(What you need to do)
Leaving the pictures aside, transcribe every line below exactly.

(Given data)
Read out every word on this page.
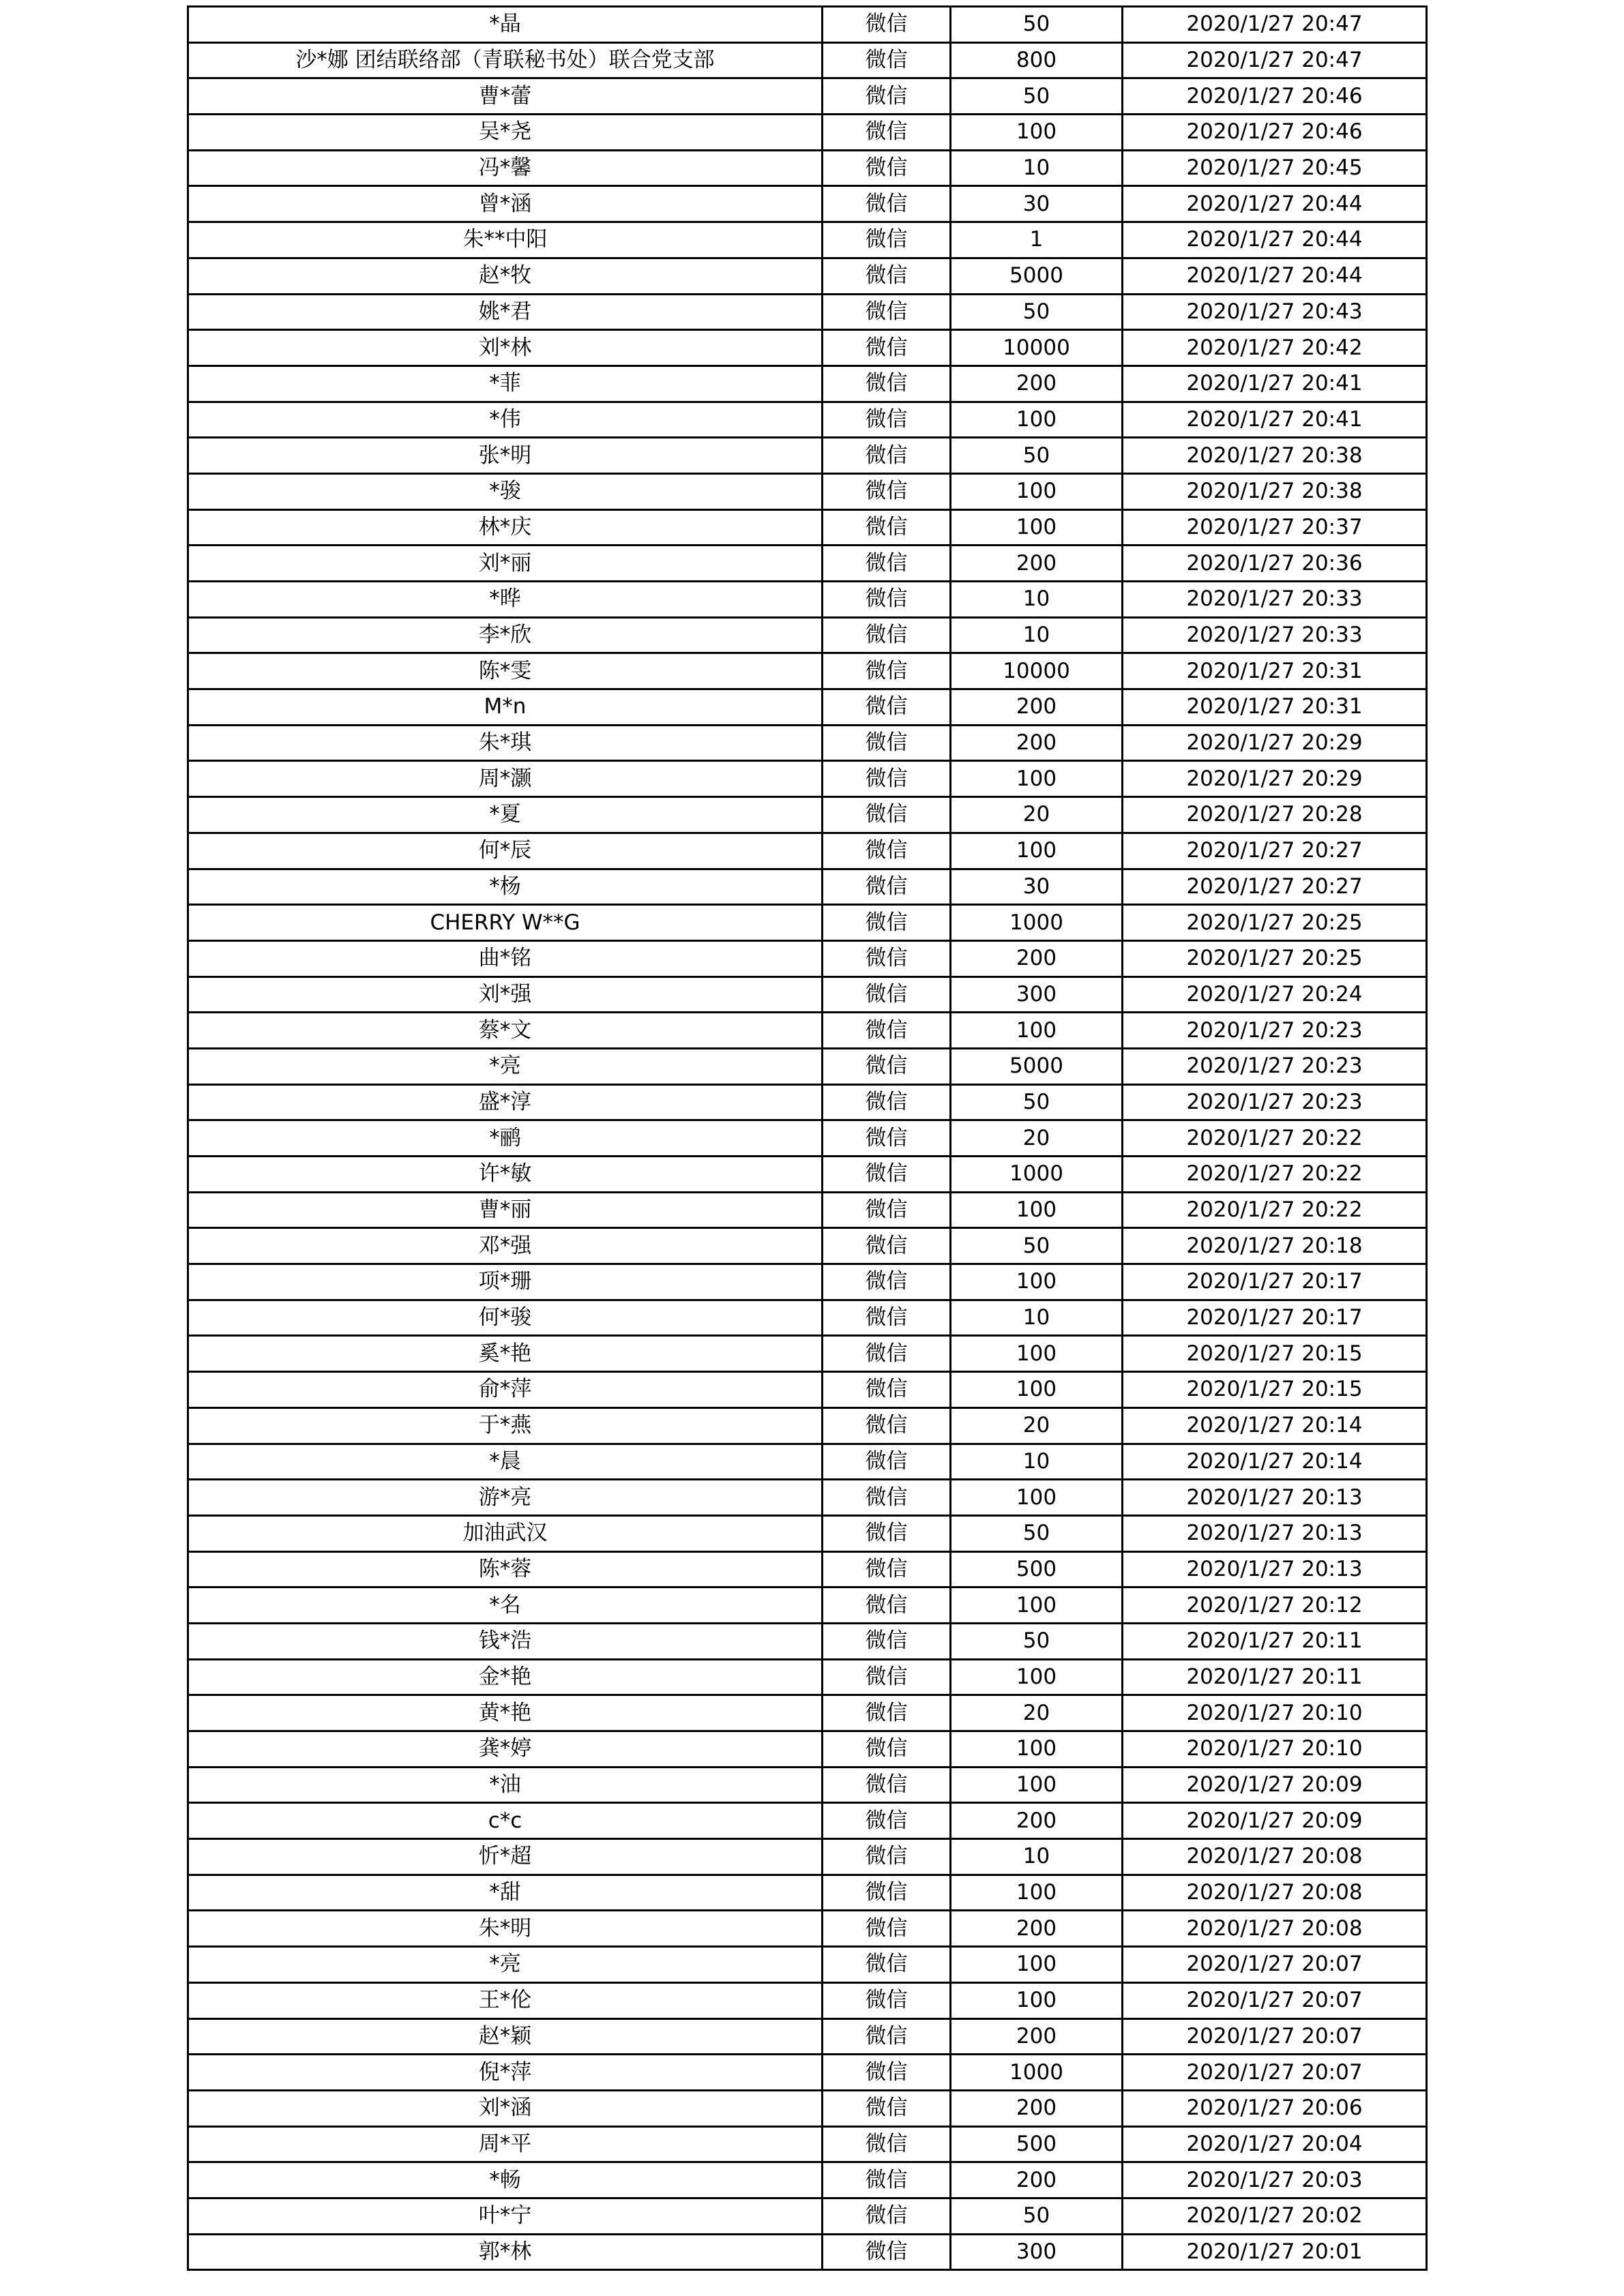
*晶	微信	50	2020/1/27 20:47
沙*娜 团结联络部（青联秘书处）联合党支部	微信	800	2020/1/27 20:47
曹*蕾	微信	50	2020/1/27 20:46
吴*尧	微信	100	2020/1/27 20:46
冯*馨	微信	10	2020/1/27 20:45
曾*涵	微信	30	2020/1/27 20:44
朱**中阳	微信	1	2020/1/27 20:44
赵*牧	微信	5000	2020/1/27 20:44
姚*君	微信	50	2020/1/27 20:43
刘*林	微信	10000	2020/1/27 20:42
*菲	微信	200	2020/1/27 20:41
*伟	微信	100	2020/1/27 20:41
张*明	微信	50	2020/1/27 20:38
*骏	微信	100	2020/1/27 20:38
林*庆	微信	100	2020/1/27 20:37
刘*丽	微信	200	2020/1/27 20:36
*晔	微信	10	2020/1/27 20:33
李*欣	微信	10	2020/1/27 20:33
陈*雯	微信	10000	2020/1/27 20:31
M*n	微信	200	2020/1/27 20:31
朱*琪	微信	200	2020/1/27 20:29
周*灏	微信	100	2020/1/27 20:29
*夏	微信	20	2020/1/27 20:28
何*辰	微信	100	2020/1/27 20:27
*杨	微信	30	2020/1/27 20:27
CHERRY W**G	微信	1000	2020/1/27 20:25
曲*铭	微信	200	2020/1/27 20:25
刘*强	微信	300	2020/1/27 20:24
蔡*文	微信	100	2020/1/27 20:23
*亮	微信	5000	2020/1/27 20:23
盛*淳	微信	50	2020/1/27 20:23
*鹂	微信	20	2020/1/27 20:22
许*敏	微信	1000	2020/1/27 20:22
曹*丽	微信	100	2020/1/27 20:22
邓*强	微信	50	2020/1/27 20:18
项*珊	微信	100	2020/1/27 20:17
何*骏	微信	10	2020/1/27 20:17
奚*艳	微信	100	2020/1/27 20:15
俞*萍	微信	100	2020/1/27 20:15
于*燕	微信	20	2020/1/27 20:14
*晨	微信	10	2020/1/27 20:14
游*亮	微信	100	2020/1/27 20:13
加油武汉	微信	50	2020/1/27 20:13
陈*蓉	微信	500	2020/1/27 20:13
*名	微信	100	2020/1/27 20:12
钱*浩	微信	50	2020/1/27 20:11
金*艳	微信	100	2020/1/27 20:11
黄*艳	微信	20	2020/1/27 20:10
龚*婷	微信	100	2020/1/27 20:10
*油	微信	100	2020/1/27 20:09
c*c	微信	200	2020/1/27 20:09
忻*超	微信	10	2020/1/27 20:08
*甜	微信	100	2020/1/27 20:08
朱*明	微信	200	2020/1/27 20:08
*亮	微信	100	2020/1/27 20:07
王*伦	微信	100	2020/1/27 20:07
赵*颖	微信	200	2020/1/27 20:07
倪*萍	微信	1000	2020/1/27 20:07
刘*涵	微信	200	2020/1/27 20:06
周*平	微信	500	2020/1/27 20:04
*畅	微信	200	2020/1/27 20:03
叶*宁	微信	50	2020/1/27 20:02
郭*林	微信	300	2020/1/27 20:01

(Task output)
Read out every word on this page.
*晶	微信	50	2020/1/27 20:47
沙*娜 团结联络部（青联秘书处）联合党支部	微信	800	2020/1/27 20:47
曹*蕾	微信	50	2020/1/27 20:46
吴*尧	微信	100	2020/1/27 20:46
冯*馨	微信	10	2020/1/27 20:45
曾*涵	微信	30	2020/1/27 20:44
朱**中阳	微信	1	2020/1/27 20:44
赵*牧	微信	5000	2020/1/27 20:44
姚*君	微信	50	2020/1/27 20:43
刘*林	微信	10000	2020/1/27 20:42
*菲	微信	200	2020/1/27 20:41
*伟	微信	100	2020/1/27 20:41
张*明	微信	50	2020/1/27 20:38
*骏	微信	100	2020/1/27 20:38
林*庆	微信	100	2020/1/27 20:37
刘*丽	微信	200	2020/1/27 20:36
*晔	微信	10	2020/1/27 20:33
李*欣	微信	10	2020/1/27 20:33
陈*雯	微信	10000	2020/1/27 20:31
M*n	微信	200	2020/1/27 20:31
朱*琪	微信	200	2020/1/27 20:29
周*灏	微信	100	2020/1/27 20:29
*夏	微信	20	2020/1/27 20:28
何*辰	微信	100	2020/1/27 20:27
*杨	微信	30	2020/1/27 20:27
CHERRY W**G	微信	1000	2020/1/27 20:25
曲*铭	微信	200	2020/1/27 20:25
刘*强	微信	300	2020/1/27 20:24
蔡*文	微信	100	2020/1/27 20:23
*亮	微信	5000	2020/1/27 20:23
盛*淳	微信	50	2020/1/27 20:23
*鹂	微信	20	2020/1/27 20:22
许*敏	微信	1000	2020/1/27 20:22
曹*丽	微信	100	2020/1/27 20:22
邓*强	微信	50	2020/1/27 20:18
项*珊	微信	100	2020/1/27 20:17
何*骏	微信	10	2020/1/27 20:17
奚*艳	微信	100	2020/1/27 20:15
俞*萍	微信	100	2020/1/27 20:15
于*燕	微信	20	2020/1/27 20:14
*晨	微信	10	2020/1/27 20:14
游*亮	微信	100	2020/1/27 20:13
加油武汉	微信	50	2020/1/27 20:13
陈*蓉	微信	500	2020/1/27 20:13
*名	微信	100	2020/1/27 20:12
钱*浩	微信	50	2020/1/27 20:11
金*艳	微信	100	2020/1/27 20:11
黄*艳	微信	20	2020/1/27 20:10
龚*婷	微信	100	2020/1/27 20:10
*油	微信	100	2020/1/27 20:09
c*c	微信	200	2020/1/27 20:09
忻*超	微信	10	2020/1/27 20:08
*甜	微信	100	2020/1/27 20:08
朱*明	微信	200	2020/1/27 20:08
*亮	微信	100	2020/1/27 20:07
王*伦	微信	100	2020/1/27 20:07
赵*颖	微信	200	2020/1/27 20:07
倪*萍	微信	1000	2020/1/27 20:07
刘*涵	微信	200	2020/1/27 20:06
周*平	微信	500	2020/1/27 20:04
*畅	微信	200	2020/1/27 20:03
叶*宁	微信	50	2020/1/27 20:02
郭*林	微信	300	2020/1/27 20:01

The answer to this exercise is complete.